### [Task requirements]
Without including any pictures, write out all the entries exactly.

Items listed in a dataset
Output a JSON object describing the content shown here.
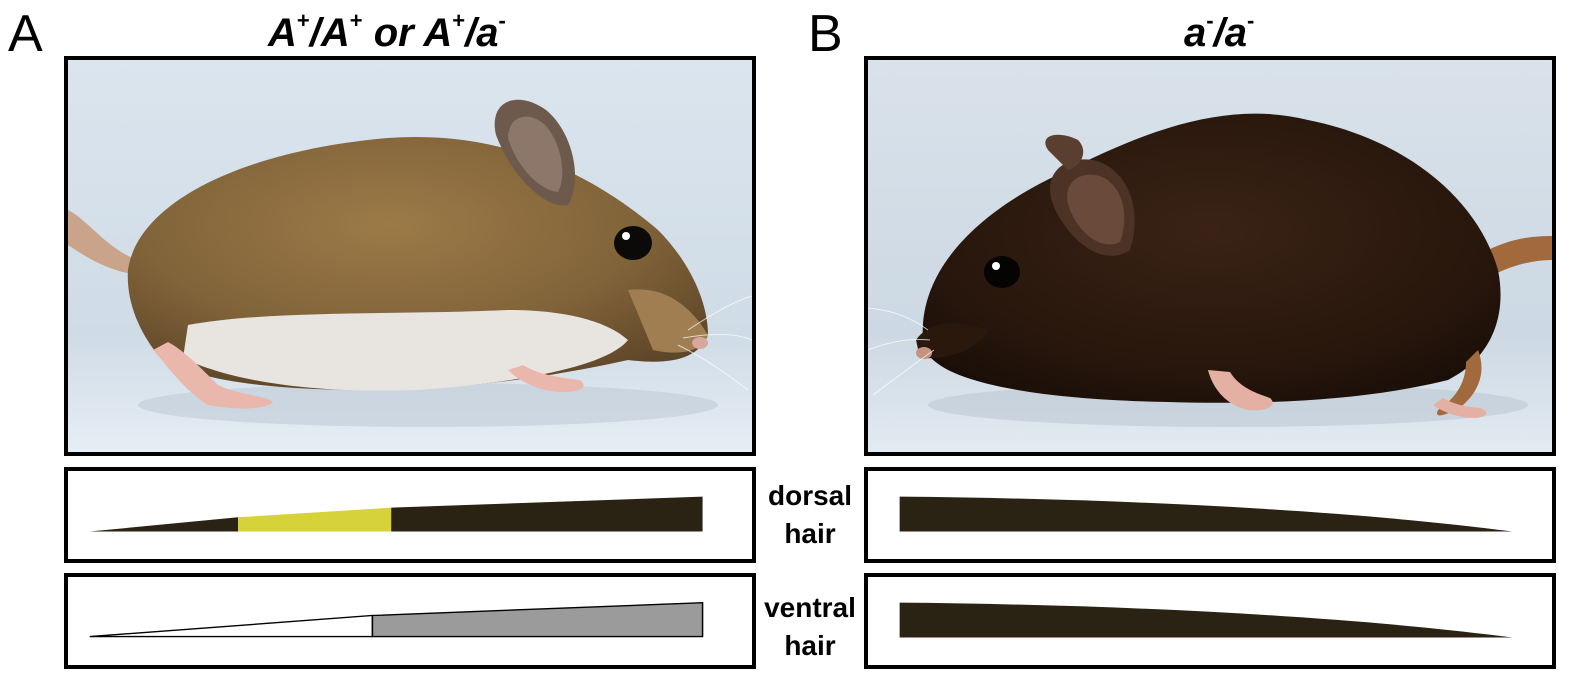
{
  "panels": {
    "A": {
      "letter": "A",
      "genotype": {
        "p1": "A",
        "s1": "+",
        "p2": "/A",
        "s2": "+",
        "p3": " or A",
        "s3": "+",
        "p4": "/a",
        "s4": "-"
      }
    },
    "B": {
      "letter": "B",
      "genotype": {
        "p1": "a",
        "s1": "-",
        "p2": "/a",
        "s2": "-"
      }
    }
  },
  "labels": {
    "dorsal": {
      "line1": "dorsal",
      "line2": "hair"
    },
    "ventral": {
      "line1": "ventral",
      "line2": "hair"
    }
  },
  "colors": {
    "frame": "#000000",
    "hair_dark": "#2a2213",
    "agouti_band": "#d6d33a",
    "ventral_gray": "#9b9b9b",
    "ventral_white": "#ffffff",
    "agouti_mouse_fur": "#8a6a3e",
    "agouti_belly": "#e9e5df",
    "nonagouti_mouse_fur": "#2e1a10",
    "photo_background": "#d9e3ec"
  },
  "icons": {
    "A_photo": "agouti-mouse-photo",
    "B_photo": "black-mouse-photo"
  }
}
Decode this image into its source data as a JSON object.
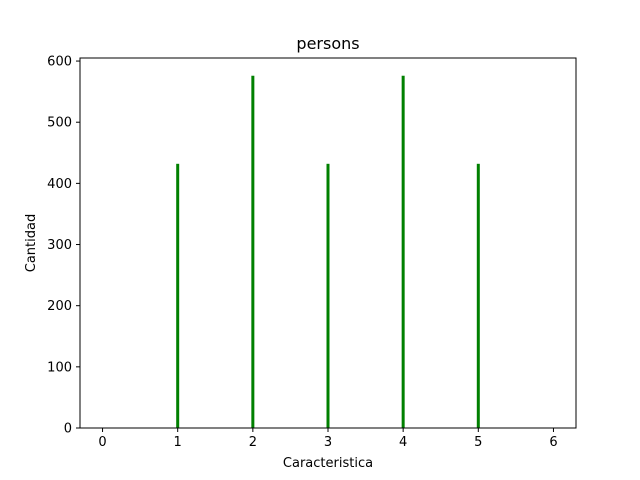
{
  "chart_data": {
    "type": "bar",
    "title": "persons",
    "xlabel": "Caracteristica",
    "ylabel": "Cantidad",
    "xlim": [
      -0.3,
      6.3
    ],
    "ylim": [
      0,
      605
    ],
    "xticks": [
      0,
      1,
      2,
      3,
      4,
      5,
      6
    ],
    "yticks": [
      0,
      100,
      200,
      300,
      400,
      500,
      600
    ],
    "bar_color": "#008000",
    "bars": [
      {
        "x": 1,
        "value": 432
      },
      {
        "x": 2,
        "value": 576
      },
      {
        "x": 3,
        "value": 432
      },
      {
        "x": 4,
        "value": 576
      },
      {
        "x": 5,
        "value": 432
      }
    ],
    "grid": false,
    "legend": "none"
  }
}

### [Full answer]
Output a JSON object describing the content shown here.
{
  "panels": {
    "A": {
      "letter": "A",
      "genotype": {
        "p1": "A",
        "s1": "+",
        "p2": "/A",
        "s2": "+",
        "p3": " or A",
        "s3": "+",
        "p4": "/a",
        "s4": "-"
      }
    },
    "B": {
      "letter": "B",
      "genotype": {
        "p1": "a",
        "s1": "-",
        "p2": "/a",
        "s2": "-"
      }
    }
  },
  "labels": {
    "dorsal": {
      "line1": "dorsal",
      "line2": "hair"
    },
    "ventral": {
      "line1": "ventral",
      "line2": "hair"
    }
  },
  "colors": {
    "frame": "#000000",
    "hair_dark": "#2a2213",
    "agouti_band": "#d6d33a",
    "ventral_gray": "#9b9b9b",
    "ventral_white": "#ffffff",
    "agouti_mouse_fur": "#8a6a3e",
    "agouti_belly": "#e9e5df",
    "nonagouti_mouse_fur": "#2e1a10",
    "photo_background": "#d9e3ec"
  },
  "icons": {
    "A_photo": "agouti-mouse-photo",
    "B_photo": "black-mouse-photo"
  }
}
Decode this image into its source data as a JSON object.
{
  "chart_data": {
    "type": "bar",
    "title": "persons",
    "xlabel": "Caracteristica",
    "ylabel": "Cantidad",
    "xlim": [
      -0.3,
      6.3
    ],
    "ylim": [
      0,
      605
    ],
    "xticks": [
      0,
      1,
      2,
      3,
      4,
      5,
      6
    ],
    "yticks": [
      0,
      100,
      200,
      300,
      400,
      500,
      600
    ],
    "bar_color": "#008000",
    "bars": [
      {
        "x": 1,
        "value": 432
      },
      {
        "x": 2,
        "value": 576
      },
      {
        "x": 3,
        "value": 432
      },
      {
        "x": 4,
        "value": 576
      },
      {
        "x": 5,
        "value": 432
      }
    ],
    "grid": false,
    "legend": "none"
  }
}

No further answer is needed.